Task prompt
Copy every line of the following data that includes the string "color".
-------- Stored rows
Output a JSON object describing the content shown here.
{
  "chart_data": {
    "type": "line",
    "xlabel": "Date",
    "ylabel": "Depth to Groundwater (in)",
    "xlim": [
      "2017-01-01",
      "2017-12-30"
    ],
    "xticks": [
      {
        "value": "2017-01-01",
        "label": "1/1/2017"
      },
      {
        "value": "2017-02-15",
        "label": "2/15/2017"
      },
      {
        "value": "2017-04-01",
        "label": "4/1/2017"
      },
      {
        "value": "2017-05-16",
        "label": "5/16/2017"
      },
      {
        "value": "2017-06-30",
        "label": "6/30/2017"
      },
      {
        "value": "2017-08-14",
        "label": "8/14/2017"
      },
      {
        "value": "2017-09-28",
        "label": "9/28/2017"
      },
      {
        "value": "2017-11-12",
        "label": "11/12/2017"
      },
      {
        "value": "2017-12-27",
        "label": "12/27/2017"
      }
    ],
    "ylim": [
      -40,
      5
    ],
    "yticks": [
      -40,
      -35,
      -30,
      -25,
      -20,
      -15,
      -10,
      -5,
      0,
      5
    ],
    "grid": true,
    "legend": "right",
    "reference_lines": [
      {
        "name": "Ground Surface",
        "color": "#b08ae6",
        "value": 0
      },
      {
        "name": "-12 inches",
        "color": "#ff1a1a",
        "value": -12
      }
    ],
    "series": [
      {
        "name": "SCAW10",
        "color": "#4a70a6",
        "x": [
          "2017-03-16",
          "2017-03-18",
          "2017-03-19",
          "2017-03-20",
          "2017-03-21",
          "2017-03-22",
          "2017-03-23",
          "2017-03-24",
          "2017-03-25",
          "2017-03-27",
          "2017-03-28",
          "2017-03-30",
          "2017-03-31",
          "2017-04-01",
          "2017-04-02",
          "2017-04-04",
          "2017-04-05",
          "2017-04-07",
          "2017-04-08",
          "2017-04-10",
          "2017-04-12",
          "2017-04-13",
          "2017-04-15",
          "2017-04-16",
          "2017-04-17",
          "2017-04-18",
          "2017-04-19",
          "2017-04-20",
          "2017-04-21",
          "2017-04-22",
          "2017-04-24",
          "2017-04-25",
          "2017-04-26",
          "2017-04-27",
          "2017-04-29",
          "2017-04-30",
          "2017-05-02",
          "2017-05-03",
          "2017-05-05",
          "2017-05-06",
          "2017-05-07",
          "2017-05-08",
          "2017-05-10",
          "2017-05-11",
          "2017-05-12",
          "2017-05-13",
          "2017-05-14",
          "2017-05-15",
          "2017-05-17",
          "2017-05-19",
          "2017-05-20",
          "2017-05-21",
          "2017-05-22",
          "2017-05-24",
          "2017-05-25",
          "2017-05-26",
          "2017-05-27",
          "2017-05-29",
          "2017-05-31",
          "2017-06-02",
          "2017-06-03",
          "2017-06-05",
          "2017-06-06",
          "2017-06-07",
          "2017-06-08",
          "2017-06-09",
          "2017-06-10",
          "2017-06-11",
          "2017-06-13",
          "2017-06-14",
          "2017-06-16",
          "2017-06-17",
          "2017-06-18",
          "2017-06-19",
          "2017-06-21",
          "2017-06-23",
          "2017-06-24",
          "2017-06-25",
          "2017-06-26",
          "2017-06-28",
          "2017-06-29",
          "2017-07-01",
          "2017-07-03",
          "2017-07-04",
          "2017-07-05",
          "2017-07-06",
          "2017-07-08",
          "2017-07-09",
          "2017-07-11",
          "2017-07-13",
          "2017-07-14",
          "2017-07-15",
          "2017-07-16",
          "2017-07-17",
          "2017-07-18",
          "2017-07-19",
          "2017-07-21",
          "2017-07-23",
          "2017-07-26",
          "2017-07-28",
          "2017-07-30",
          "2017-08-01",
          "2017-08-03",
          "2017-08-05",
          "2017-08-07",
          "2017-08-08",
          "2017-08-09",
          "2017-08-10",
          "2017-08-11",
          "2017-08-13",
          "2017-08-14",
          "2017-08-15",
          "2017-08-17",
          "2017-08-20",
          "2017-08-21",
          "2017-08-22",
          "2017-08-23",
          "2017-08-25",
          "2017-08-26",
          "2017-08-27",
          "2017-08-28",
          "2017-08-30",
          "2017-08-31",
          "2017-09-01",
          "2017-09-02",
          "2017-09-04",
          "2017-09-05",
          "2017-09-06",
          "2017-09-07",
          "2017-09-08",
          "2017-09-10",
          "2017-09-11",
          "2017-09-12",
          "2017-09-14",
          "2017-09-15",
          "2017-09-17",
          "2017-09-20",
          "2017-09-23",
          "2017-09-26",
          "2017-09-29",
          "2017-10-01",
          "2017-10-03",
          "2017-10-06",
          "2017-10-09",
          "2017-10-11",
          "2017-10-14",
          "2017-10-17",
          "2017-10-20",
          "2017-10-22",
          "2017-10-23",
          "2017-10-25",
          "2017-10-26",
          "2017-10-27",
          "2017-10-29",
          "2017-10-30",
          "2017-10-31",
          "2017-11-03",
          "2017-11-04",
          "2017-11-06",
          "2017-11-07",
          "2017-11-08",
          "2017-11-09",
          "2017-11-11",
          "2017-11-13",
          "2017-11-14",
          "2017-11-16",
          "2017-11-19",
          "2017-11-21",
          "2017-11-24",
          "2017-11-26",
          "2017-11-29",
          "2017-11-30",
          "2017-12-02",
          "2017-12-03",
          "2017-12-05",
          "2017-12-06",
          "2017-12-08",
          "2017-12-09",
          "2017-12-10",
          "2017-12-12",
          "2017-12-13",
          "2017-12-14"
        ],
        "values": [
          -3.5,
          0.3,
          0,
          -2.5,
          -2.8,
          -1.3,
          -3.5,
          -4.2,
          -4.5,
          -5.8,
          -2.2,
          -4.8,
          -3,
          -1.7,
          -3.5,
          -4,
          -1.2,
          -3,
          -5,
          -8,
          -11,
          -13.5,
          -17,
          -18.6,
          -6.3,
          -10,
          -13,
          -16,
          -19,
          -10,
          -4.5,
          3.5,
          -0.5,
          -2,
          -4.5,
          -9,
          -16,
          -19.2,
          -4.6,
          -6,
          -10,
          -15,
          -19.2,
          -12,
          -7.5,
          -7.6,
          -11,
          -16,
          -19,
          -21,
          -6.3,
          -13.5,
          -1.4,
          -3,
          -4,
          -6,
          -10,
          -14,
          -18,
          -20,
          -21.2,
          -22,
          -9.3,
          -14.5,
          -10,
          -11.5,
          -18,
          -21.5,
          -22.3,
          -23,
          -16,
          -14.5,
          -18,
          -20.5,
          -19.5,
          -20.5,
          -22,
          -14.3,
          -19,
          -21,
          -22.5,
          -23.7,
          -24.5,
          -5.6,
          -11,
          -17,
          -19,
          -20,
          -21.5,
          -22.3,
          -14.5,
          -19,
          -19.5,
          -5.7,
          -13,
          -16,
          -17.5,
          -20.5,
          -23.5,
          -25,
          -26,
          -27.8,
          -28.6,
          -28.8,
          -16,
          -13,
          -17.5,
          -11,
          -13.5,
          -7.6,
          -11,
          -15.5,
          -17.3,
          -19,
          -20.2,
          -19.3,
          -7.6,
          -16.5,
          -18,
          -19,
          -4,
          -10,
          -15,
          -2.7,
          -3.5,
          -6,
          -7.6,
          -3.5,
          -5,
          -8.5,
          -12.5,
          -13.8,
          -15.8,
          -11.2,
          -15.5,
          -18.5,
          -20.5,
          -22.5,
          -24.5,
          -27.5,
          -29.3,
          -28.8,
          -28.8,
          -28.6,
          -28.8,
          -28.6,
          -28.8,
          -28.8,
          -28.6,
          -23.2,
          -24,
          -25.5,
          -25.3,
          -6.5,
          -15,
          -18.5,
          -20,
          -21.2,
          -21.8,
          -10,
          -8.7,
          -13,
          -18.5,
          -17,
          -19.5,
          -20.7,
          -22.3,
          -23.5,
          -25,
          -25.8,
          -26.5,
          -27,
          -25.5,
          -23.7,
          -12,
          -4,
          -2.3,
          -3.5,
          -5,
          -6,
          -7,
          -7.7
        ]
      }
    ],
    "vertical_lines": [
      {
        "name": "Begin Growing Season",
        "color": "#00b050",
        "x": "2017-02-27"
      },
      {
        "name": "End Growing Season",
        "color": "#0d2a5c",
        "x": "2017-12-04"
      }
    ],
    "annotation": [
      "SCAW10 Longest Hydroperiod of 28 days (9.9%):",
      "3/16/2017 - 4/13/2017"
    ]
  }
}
----------------
Expected answer
        "color": "#b08ae6",
        "color": "#ff1a1a",
        "color": "#4a70a6",
        "color": "#00b050",
        "color": "#0d2a5c",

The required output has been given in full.